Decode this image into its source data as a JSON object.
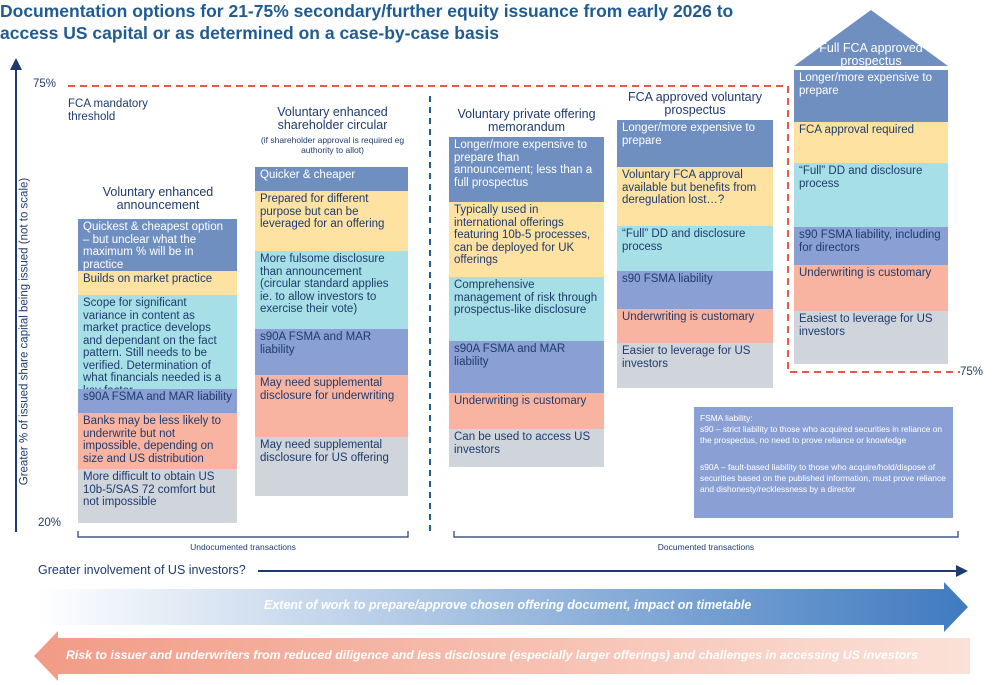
{
  "title": "Documentation options for 21-75% secondary/further equity issuance from early 2026 to access US capital or as determined on a case-by-case basis",
  "axis": {
    "y_label": "Greater % of issued share capital being issued (not to scale)",
    "top_pct": "75%",
    "bottom_pct": "20%",
    "right_pct": "75%",
    "x_label": "Greater involvement of US investors?",
    "threshold_label": "FCA mandatory threshold",
    "undocumented": "Undocumented transactions",
    "documented": "Documented transactions"
  },
  "columns": [
    {
      "id": "announcement",
      "heading": "Voluntary enhanced announcement",
      "subheading": "",
      "items": [
        {
          "text": "Quickest & cheapest option – but unclear what the maximum % will be in practice",
          "color": "#6f8fc0",
          "style": "light"
        },
        {
          "text": "Builds on market practice",
          "color": "#fde2a2",
          "style": "dark"
        },
        {
          "text": "Scope for significant variance in content as market practice develops and dependant on the fact pattern. Still needs to be verified. Determination of what financials needed is a key factor",
          "color": "#a7dfe6",
          "style": "dark"
        },
        {
          "text": "s90A FSMA and MAR liability",
          "color": "#8aa0d5",
          "style": "dark"
        },
        {
          "text": "Banks may be less likely to underwrite but not impossible, depending on size and US distribution",
          "color": "#f8b4a0",
          "style": "dark"
        },
        {
          "text": "More difficult to obtain US 10b-5/SAS 72 comfort but not impossible",
          "color": "#cfd5da",
          "style": "dark"
        }
      ]
    },
    {
      "id": "circular",
      "heading": "Voluntary enhanced shareholder circular",
      "subheading": "(if shareholder approval is required eg authority to allot)",
      "items": [
        {
          "text": "Quicker & cheaper",
          "color": "#6f8fc0",
          "style": "light"
        },
        {
          "text": "Prepared for different purpose but can be leveraged for an offering",
          "color": "#fde2a2",
          "style": "dark"
        },
        {
          "text": "More fulsome disclosure than announcement (circular standard applies ie. to allow investors to exercise their vote)",
          "color": "#a7dfe6",
          "style": "dark"
        },
        {
          "text": "s90A FSMA and MAR liability",
          "color": "#8aa0d5",
          "style": "dark"
        },
        {
          "text": "May need supplemental disclosure for underwriting",
          "color": "#f8b4a0",
          "style": "dark"
        },
        {
          "text": "May need supplemental disclosure for US offering",
          "color": "#cfd5da",
          "style": "dark"
        }
      ]
    },
    {
      "id": "private-offering",
      "heading": "Voluntary private offering memorandum",
      "subheading": "",
      "items": [
        {
          "text": "Longer/more expensive to prepare than announcement; less than a full prospectus",
          "color": "#6f8fc0",
          "style": "light"
        },
        {
          "text": "Typically used in international offerings featuring 10b-5 processes, can be deployed for UK offerings",
          "color": "#fde2a2",
          "style": "dark"
        },
        {
          "text": "Comprehensive management of risk through prospectus-like disclosure",
          "color": "#a7dfe6",
          "style": "dark"
        },
        {
          "text": "s90A FSMA and MAR liability",
          "color": "#8aa0d5",
          "style": "dark"
        },
        {
          "text": "Underwriting is customary",
          "color": "#f8b4a0",
          "style": "dark"
        },
        {
          "text": "Can be used to access US investors",
          "color": "#cfd5da",
          "style": "dark"
        }
      ]
    },
    {
      "id": "voluntary-prospectus",
      "heading": "FCA approved voluntary prospectus",
      "subheading": "",
      "items": [
        {
          "text": "Longer/more expensive to prepare",
          "color": "#6f8fc0",
          "style": "light"
        },
        {
          "text": "Voluntary FCA approval available but benefits from deregulation lost…?",
          "color": "#fde2a2",
          "style": "dark"
        },
        {
          "text": "“Full” DD and disclosure process",
          "color": "#a7dfe6",
          "style": "dark"
        },
        {
          "text": "s90 FSMA liability",
          "color": "#8aa0d5",
          "style": "dark"
        },
        {
          "text": "Underwriting is customary",
          "color": "#f8b4a0",
          "style": "dark"
        },
        {
          "text": "Easier to leverage for US investors",
          "color": "#cfd5da",
          "style": "dark"
        }
      ]
    },
    {
      "id": "full-prospectus",
      "heading": "Full FCA approved prospectus",
      "subheading": "",
      "items": [
        {
          "text": "Longer/more expensive to prepare",
          "color": "#6f8fc0",
          "style": "light"
        },
        {
          "text": "FCA approval required",
          "color": "#fde2a2",
          "style": "dark"
        },
        {
          "text": "“Full” DD and disclosure process",
          "color": "#a7dfe6",
          "style": "dark"
        },
        {
          "text": "s90 FSMA liability, including for directors",
          "color": "#8aa0d5",
          "style": "dark"
        },
        {
          "text": "Underwriting is customary",
          "color": "#f8b4a0",
          "style": "dark"
        },
        {
          "text": "Easiest to leverage for US investors",
          "color": "#cfd5da",
          "style": "dark"
        }
      ]
    }
  ],
  "legend": {
    "title": "FSMA liability:",
    "s90": "s90 – strict liability to those who acquired securities in reliance on the prospectus, no need to prove reliance or knowledge",
    "s90a": "s90A – fault-based liability to those who acquire/hold/dispose of securities based on the published information, must prove reliance and dishonesty/recklessness by a director"
  },
  "arrows": {
    "work": "Extent of work to prepare/approve chosen offering document, impact on timetable",
    "risk": "Risk to issuer and underwriters from reduced diligence and less disclosure (especially larger offerings) and challenges in accessing US investors"
  },
  "colors": {
    "title": "#1f5c93",
    "text": "#1f3b6e",
    "threshold_line": "#e8594a",
    "arrow_work": "#3f7ac0",
    "arrow_risk": "#f29b86"
  }
}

————

Written instruction — In this exercise, set down all of the data exactly, without the pictures.

Solution to the problem —
Decode this image into its source data as a JSON object.
{
  "title": "Documentation options for 21-75% secondary/further equity issuance from early 2026 to access US capital or as determined on a case-by-case basis",
  "axis": {
    "y_label": "Greater % of issued share capital being issued (not to scale)",
    "top_pct": "75%",
    "bottom_pct": "20%",
    "right_pct": "75%",
    "x_label": "Greater involvement of US investors?",
    "threshold_label": "FCA mandatory threshold",
    "undocumented": "Undocumented transactions",
    "documented": "Documented transactions"
  },
  "columns": [
    {
      "id": "announcement",
      "heading": "Voluntary enhanced announcement",
      "subheading": "",
      "items": [
        {
          "text": "Quickest & cheapest option – but unclear what the maximum % will be in practice",
          "color": "#6f8fc0",
          "style": "light"
        },
        {
          "text": "Builds on market practice",
          "color": "#fde2a2",
          "style": "dark"
        },
        {
          "text": "Scope for significant variance in content as market practice develops and dependant on the fact pattern. Still needs to be verified. Determination of what financials needed is a key factor",
          "color": "#a7dfe6",
          "style": "dark"
        },
        {
          "text": "s90A FSMA and MAR liability",
          "color": "#8aa0d5",
          "style": "dark"
        },
        {
          "text": "Banks may be less likely to underwrite but not impossible, depending on size and US distribution",
          "color": "#f8b4a0",
          "style": "dark"
        },
        {
          "text": "More difficult to obtain US 10b-5/SAS 72 comfort but not impossible",
          "color": "#cfd5da",
          "style": "dark"
        }
      ]
    },
    {
      "id": "circular",
      "heading": "Voluntary enhanced shareholder circular",
      "subheading": "(if shareholder approval is required eg authority to allot)",
      "items": [
        {
          "text": "Quicker & cheaper",
          "color": "#6f8fc0",
          "style": "light"
        },
        {
          "text": "Prepared for different purpose but can be leveraged for an offering",
          "color": "#fde2a2",
          "style": "dark"
        },
        {
          "text": "More fulsome disclosure than announcement (circular standard applies ie. to allow investors to exercise their vote)",
          "color": "#a7dfe6",
          "style": "dark"
        },
        {
          "text": "s90A FSMA and MAR liability",
          "color": "#8aa0d5",
          "style": "dark"
        },
        {
          "text": "May need supplemental disclosure for underwriting",
          "color": "#f8b4a0",
          "style": "dark"
        },
        {
          "text": "May need supplemental disclosure for US offering",
          "color": "#cfd5da",
          "style": "dark"
        }
      ]
    },
    {
      "id": "private-offering",
      "heading": "Voluntary private offering memorandum",
      "subheading": "",
      "items": [
        {
          "text": "Longer/more expensive to prepare than announcement; less than a full prospectus",
          "color": "#6f8fc0",
          "style": "light"
        },
        {
          "text": "Typically used in international offerings featuring 10b-5 processes, can be deployed for UK offerings",
          "color": "#fde2a2",
          "style": "dark"
        },
        {
          "text": "Comprehensive management of risk through prospectus-like disclosure",
          "color": "#a7dfe6",
          "style": "dark"
        },
        {
          "text": "s90A FSMA and MAR liability",
          "color": "#8aa0d5",
          "style": "dark"
        },
        {
          "text": "Underwriting is customary",
          "color": "#f8b4a0",
          "style": "dark"
        },
        {
          "text": "Can be used to access US investors",
          "color": "#cfd5da",
          "style": "dark"
        }
      ]
    },
    {
      "id": "voluntary-prospectus",
      "heading": "FCA approved voluntary prospectus",
      "subheading": "",
      "items": [
        {
          "text": "Longer/more expensive to prepare",
          "color": "#6f8fc0",
          "style": "light"
        },
        {
          "text": "Voluntary FCA approval available but benefits from deregulation lost…?",
          "color": "#fde2a2",
          "style": "dark"
        },
        {
          "text": "“Full” DD and disclosure process",
          "color": "#a7dfe6",
          "style": "dark"
        },
        {
          "text": "s90 FSMA liability",
          "color": "#8aa0d5",
          "style": "dark"
        },
        {
          "text": "Underwriting is customary",
          "color": "#f8b4a0",
          "style": "dark"
        },
        {
          "text": "Easier to leverage for US investors",
          "color": "#cfd5da",
          "style": "dark"
        }
      ]
    },
    {
      "id": "full-prospectus",
      "heading": "Full FCA approved prospectus",
      "subheading": "",
      "items": [
        {
          "text": "Longer/more expensive to prepare",
          "color": "#6f8fc0",
          "style": "light"
        },
        {
          "text": "FCA approval required",
          "color": "#fde2a2",
          "style": "dark"
        },
        {
          "text": "“Full” DD and disclosure process",
          "color": "#a7dfe6",
          "style": "dark"
        },
        {
          "text": "s90 FSMA liability, including for directors",
          "color": "#8aa0d5",
          "style": "dark"
        },
        {
          "text": "Underwriting is customary",
          "color": "#f8b4a0",
          "style": "dark"
        },
        {
          "text": "Easiest to leverage for US investors",
          "color": "#cfd5da",
          "style": "dark"
        }
      ]
    }
  ],
  "legend": {
    "title": "FSMA liability:",
    "s90": "s90 – strict liability to those who acquired securities in reliance on the prospectus, no need to prove reliance or knowledge",
    "s90a": "s90A – fault-based liability to those who acquire/hold/dispose of securities based on the published information, must prove reliance and dishonesty/recklessness by a director"
  },
  "arrows": {
    "work": "Extent of work to prepare/approve chosen offering document, impact on timetable",
    "risk": "Risk to issuer and underwriters from reduced diligence and less disclosure (especially larger offerings) and challenges in accessing US investors"
  },
  "colors": {
    "title": "#1f5c93",
    "text": "#1f3b6e",
    "threshold_line": "#e8594a",
    "arrow_work": "#3f7ac0",
    "arrow_risk": "#f29b86"
  }
}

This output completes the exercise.